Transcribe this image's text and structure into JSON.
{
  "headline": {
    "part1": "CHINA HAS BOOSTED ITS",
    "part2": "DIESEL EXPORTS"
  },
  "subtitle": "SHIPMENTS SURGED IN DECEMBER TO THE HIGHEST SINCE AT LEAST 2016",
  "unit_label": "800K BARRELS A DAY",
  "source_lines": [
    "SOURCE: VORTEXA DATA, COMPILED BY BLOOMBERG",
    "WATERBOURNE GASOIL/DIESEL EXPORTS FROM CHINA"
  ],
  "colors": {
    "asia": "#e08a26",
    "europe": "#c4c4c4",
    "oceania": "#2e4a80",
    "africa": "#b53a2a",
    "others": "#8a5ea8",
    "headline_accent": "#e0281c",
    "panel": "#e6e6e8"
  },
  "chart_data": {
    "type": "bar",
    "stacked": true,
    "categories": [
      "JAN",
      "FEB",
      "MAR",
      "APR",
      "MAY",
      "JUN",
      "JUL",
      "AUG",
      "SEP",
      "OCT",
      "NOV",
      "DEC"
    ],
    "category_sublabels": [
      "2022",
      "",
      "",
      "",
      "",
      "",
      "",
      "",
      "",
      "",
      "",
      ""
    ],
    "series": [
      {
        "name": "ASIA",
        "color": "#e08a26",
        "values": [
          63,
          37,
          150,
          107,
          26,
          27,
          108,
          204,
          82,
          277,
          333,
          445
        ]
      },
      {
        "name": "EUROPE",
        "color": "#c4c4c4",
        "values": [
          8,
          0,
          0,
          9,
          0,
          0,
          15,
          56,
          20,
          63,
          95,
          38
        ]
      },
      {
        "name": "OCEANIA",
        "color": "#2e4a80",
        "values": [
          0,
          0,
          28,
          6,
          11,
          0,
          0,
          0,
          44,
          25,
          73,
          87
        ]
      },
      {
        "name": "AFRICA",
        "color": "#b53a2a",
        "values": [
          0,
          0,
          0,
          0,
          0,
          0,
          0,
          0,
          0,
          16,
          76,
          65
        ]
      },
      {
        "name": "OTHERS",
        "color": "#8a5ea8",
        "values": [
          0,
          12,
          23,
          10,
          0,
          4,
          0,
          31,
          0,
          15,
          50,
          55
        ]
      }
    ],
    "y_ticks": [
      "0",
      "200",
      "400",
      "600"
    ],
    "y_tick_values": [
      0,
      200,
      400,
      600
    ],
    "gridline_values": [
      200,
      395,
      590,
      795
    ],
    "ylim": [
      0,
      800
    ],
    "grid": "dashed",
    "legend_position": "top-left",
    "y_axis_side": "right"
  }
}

◇ ◇ ◇ ◇

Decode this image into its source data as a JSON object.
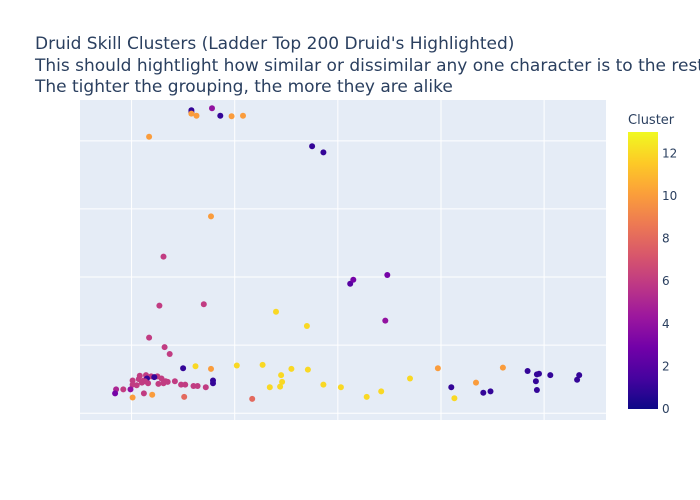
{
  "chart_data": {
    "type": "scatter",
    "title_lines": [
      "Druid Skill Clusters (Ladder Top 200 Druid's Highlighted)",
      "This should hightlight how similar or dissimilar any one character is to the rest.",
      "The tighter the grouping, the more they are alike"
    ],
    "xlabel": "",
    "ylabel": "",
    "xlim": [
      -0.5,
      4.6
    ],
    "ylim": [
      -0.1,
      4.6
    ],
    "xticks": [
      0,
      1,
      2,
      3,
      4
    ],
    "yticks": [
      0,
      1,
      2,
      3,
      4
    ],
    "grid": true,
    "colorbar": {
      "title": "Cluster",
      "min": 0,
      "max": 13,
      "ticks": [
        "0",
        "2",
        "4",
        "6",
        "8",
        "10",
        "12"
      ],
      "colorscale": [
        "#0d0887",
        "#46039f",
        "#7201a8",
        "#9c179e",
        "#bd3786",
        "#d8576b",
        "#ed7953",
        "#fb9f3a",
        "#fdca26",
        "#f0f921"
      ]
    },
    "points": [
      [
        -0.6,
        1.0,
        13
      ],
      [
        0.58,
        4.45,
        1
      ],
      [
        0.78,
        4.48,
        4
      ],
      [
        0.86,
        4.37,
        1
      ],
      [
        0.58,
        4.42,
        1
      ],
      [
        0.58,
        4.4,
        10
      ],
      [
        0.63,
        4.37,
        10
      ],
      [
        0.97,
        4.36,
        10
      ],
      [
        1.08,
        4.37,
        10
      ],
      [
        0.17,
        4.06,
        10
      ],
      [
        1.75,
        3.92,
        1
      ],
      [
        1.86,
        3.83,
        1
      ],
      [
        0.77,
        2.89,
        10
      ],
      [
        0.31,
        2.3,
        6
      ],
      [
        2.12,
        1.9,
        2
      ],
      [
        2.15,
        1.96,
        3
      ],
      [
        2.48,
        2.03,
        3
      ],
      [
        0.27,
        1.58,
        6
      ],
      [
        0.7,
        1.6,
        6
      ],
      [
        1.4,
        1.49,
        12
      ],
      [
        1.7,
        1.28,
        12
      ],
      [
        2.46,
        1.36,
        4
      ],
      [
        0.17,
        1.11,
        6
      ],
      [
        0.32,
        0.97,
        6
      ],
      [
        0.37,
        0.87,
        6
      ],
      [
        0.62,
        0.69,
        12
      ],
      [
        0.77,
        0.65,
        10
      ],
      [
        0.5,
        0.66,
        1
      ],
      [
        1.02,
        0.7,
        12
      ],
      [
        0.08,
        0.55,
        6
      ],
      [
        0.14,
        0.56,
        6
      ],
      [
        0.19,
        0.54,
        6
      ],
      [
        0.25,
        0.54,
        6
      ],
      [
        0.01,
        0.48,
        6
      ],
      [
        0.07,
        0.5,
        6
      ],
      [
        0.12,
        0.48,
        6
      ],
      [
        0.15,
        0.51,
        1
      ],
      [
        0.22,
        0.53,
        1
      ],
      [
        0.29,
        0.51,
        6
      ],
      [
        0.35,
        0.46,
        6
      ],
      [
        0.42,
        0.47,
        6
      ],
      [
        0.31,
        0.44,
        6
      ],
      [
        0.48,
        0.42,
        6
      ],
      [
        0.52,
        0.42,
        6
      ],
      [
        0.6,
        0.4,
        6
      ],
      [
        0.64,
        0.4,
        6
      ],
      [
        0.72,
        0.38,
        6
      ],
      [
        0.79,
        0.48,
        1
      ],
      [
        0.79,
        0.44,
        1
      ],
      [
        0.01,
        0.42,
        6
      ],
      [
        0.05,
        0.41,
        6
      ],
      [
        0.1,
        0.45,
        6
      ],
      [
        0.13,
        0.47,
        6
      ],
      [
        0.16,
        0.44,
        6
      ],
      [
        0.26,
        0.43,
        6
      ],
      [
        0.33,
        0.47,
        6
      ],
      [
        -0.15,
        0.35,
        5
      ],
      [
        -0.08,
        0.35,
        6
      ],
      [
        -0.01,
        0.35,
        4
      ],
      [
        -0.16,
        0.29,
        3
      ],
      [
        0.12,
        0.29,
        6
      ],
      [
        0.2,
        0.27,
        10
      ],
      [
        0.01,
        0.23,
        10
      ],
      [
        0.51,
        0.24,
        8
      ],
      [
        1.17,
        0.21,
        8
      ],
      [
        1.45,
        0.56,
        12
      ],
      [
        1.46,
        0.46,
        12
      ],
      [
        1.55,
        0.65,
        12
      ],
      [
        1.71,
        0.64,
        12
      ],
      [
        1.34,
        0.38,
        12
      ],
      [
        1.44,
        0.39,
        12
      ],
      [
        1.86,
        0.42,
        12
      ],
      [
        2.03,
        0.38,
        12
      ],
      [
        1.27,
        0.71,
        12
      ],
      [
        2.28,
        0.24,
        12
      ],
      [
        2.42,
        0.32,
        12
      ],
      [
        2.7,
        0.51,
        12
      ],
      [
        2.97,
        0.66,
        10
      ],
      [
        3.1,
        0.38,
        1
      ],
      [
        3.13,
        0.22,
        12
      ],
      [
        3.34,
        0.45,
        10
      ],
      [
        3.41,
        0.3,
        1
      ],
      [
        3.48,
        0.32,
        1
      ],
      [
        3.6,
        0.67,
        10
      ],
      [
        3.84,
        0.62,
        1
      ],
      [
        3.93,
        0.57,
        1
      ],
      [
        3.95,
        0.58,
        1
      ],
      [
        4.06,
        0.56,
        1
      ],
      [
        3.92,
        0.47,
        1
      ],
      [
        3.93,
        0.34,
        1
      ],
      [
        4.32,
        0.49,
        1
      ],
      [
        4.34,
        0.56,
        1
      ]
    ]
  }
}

◇ ◇ ◇ ◇

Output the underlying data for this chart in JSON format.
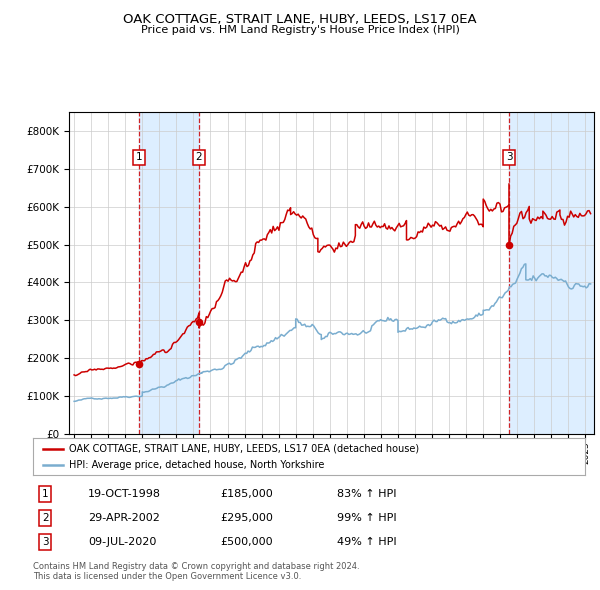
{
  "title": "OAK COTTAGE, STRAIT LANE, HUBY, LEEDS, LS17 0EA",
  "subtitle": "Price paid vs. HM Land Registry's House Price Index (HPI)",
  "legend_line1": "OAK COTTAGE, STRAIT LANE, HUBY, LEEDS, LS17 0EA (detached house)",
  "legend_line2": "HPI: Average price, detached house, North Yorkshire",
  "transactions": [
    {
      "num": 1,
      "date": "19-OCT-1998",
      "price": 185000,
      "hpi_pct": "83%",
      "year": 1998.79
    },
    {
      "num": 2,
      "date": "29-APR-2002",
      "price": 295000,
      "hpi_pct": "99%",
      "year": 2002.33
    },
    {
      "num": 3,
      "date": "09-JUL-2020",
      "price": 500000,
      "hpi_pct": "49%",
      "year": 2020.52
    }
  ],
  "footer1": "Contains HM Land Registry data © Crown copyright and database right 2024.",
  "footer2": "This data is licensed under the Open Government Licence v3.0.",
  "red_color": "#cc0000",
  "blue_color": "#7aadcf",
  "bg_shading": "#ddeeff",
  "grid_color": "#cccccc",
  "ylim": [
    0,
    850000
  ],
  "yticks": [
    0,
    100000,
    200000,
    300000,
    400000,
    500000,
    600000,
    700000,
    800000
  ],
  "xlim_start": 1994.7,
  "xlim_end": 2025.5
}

◇ ◇ ◇ ◇

Set task -> Pick out, from the lines above, every one that contains the string "Registry".

Exercise result ->
  "subtitle": "Price paid vs. HM Land Registry's House Price Index (HPI)",
  "footer1": "Contains HM Land Registry data © Crown copyright and database right 2024.",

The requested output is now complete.